Exclude the pictures and return every line exactly as written.

▶ **DATA IN THIS EXERCISE**:
-------
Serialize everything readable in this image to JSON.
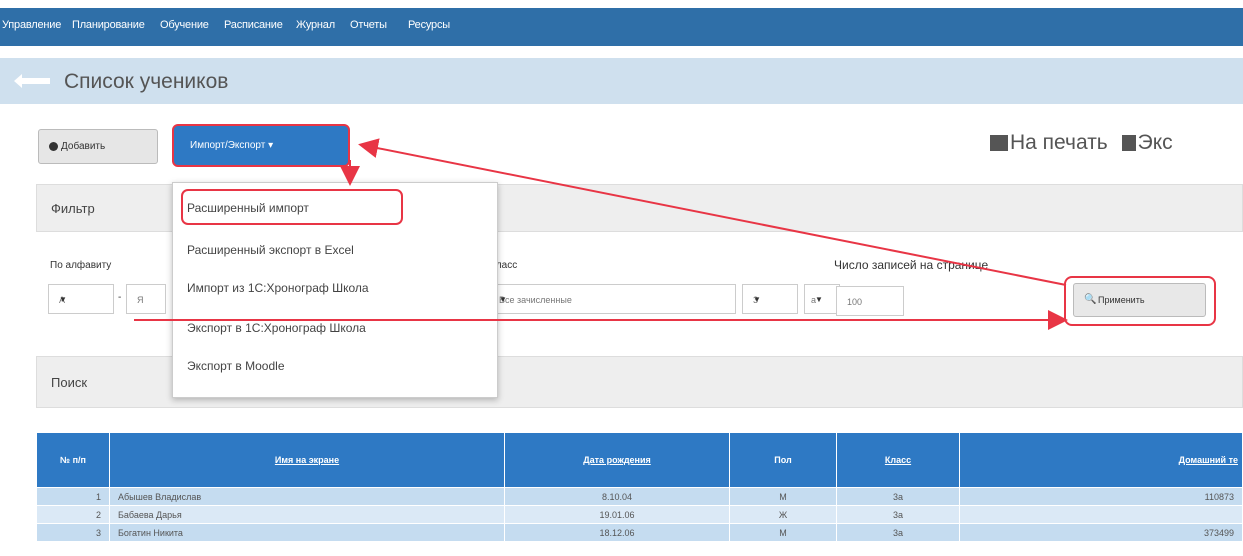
{
  "nav": {
    "items": [
      "Управление",
      "Планирование",
      "Обучение",
      "Расписание",
      "Журнал",
      "Отчеты",
      "Ресурсы"
    ]
  },
  "page": {
    "title": "Список учеников"
  },
  "toolbar": {
    "add_label": "Добавить",
    "import_export_label": "Импорт/Экспорт ▾",
    "print_label": "На печать",
    "export_label": "Экс"
  },
  "filter": {
    "title": "Фильтр",
    "alphabet_label": "По алфавиту",
    "alpha_from": "А",
    "alpha_to": "Я",
    "class_label": "Класс",
    "class_value": "Все зачисленные",
    "grade_value": "3",
    "letter_value": "а",
    "per_page_label": "Число записей на странице",
    "per_page_value": "100",
    "apply_label": "Применить"
  },
  "menu": {
    "items": [
      "Расширенный импорт",
      "Расширенный экспорт в Excel",
      "Импорт из 1С:Хронограф Школа",
      "Экспорт в 1С:Хронограф Школа",
      "Экспорт в Moodle"
    ]
  },
  "search": {
    "title": "Поиск"
  },
  "table": {
    "headers": [
      "№ п/п",
      "Имя на экране",
      "Дата рождения",
      "Пол",
      "Класс",
      "Домашний те"
    ],
    "rows": [
      [
        "1",
        "Абышев Владислав",
        "8.10.04",
        "М",
        "3а",
        "110873"
      ],
      [
        "2",
        "Бабаева Дарья",
        "19.01.06",
        "Ж",
        "3а",
        ""
      ],
      [
        "3",
        "Богатин Никита",
        "18.12.06",
        "М",
        "3а",
        "373499"
      ]
    ]
  },
  "colors": {
    "nav": "#2f6fa8",
    "highlight": "#e83545",
    "header": "#2e79c4"
  }
}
-------
▶ **FINAL RESULT**:
Serialize everything readable in this image to JSON.
{
  "nav": {
    "items": [
      "Управление",
      "Планирование",
      "Обучение",
      "Расписание",
      "Журнал",
      "Отчеты",
      "Ресурсы"
    ]
  },
  "page": {
    "title": "Список учеников"
  },
  "toolbar": {
    "add_label": "Добавить",
    "import_export_label": "Импорт/Экспорт ▾",
    "print_label": "На печать",
    "export_label": "Экс"
  },
  "filter": {
    "title": "Фильтр",
    "alphabet_label": "По алфавиту",
    "alpha_from": "А",
    "alpha_to": "Я",
    "class_label": "Класс",
    "class_value": "Все зачисленные",
    "grade_value": "3",
    "letter_value": "а",
    "per_page_label": "Число записей на странице",
    "per_page_value": "100",
    "apply_label": "Применить"
  },
  "menu": {
    "items": [
      "Расширенный импорт",
      "Расширенный экспорт в Excel",
      "Импорт из 1С:Хронограф Школа",
      "Экспорт в 1С:Хронограф Школа",
      "Экспорт в Moodle"
    ]
  },
  "search": {
    "title": "Поиск"
  },
  "table": {
    "headers": [
      "№ п/п",
      "Имя на экране",
      "Дата рождения",
      "Пол",
      "Класс",
      "Домашний те"
    ],
    "rows": [
      [
        "1",
        "Абышев Владислав",
        "8.10.04",
        "М",
        "3а",
        "110873"
      ],
      [
        "2",
        "Бабаева Дарья",
        "19.01.06",
        "Ж",
        "3а",
        ""
      ],
      [
        "3",
        "Богатин Никита",
        "18.12.06",
        "М",
        "3а",
        "373499"
      ]
    ]
  },
  "colors": {
    "nav": "#2f6fa8",
    "highlight": "#e83545",
    "header": "#2e79c4"
  }
}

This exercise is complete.